Reply with one number: the count of lines in the records below that hold "éves".
## START Data listing
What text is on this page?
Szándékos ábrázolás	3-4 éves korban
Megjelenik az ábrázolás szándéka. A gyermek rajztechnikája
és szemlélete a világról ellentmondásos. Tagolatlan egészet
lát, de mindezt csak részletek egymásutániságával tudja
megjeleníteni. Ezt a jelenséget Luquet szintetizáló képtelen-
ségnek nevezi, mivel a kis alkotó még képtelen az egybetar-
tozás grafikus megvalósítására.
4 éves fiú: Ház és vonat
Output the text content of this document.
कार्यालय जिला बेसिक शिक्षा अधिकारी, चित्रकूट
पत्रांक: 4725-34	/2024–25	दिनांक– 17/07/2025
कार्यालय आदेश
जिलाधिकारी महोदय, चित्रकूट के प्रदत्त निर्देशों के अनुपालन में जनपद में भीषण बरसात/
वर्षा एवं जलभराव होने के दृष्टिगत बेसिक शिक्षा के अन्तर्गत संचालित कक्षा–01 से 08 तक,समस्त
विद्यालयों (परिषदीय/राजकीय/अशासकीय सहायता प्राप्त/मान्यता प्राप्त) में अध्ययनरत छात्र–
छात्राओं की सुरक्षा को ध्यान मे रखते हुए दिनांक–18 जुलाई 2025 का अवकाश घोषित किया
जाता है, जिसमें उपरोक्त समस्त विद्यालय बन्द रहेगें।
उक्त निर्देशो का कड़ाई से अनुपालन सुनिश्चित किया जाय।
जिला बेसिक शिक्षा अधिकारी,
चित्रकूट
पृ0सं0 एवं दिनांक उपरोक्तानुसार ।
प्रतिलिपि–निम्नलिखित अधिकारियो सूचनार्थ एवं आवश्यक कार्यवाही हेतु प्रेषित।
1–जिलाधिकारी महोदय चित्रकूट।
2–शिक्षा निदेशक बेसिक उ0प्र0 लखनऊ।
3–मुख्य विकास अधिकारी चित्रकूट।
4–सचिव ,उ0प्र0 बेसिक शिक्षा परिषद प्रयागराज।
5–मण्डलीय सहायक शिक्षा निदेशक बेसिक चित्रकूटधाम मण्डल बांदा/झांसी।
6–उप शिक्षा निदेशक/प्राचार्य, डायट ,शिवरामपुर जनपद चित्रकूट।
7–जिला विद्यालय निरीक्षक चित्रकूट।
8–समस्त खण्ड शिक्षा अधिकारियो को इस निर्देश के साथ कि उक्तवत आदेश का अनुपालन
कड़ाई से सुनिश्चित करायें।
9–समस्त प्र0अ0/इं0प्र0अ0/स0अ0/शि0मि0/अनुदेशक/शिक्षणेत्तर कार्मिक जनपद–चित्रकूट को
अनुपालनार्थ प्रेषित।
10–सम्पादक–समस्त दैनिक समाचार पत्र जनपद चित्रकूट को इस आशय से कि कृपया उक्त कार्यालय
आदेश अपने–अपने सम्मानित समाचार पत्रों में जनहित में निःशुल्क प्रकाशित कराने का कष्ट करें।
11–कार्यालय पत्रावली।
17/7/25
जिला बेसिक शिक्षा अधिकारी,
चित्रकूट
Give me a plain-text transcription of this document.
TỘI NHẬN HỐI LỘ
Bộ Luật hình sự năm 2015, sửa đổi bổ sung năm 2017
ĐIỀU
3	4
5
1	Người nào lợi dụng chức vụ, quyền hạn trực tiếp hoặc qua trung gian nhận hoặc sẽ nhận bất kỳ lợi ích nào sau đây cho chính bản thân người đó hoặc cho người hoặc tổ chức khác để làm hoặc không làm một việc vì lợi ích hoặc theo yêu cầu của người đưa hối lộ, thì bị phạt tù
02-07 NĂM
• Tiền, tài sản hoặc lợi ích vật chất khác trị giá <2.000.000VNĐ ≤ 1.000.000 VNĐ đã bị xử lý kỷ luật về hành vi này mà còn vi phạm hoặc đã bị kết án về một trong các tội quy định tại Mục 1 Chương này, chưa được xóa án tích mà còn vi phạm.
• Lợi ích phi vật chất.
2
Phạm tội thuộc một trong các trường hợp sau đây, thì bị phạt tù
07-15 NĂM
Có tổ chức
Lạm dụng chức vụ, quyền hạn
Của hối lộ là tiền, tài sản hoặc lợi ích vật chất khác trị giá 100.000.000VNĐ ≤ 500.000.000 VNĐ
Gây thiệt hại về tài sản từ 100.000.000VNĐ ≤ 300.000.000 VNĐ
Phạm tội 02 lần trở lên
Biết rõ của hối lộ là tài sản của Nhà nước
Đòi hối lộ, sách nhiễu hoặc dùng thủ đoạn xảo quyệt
## END Data listing
** The response **
2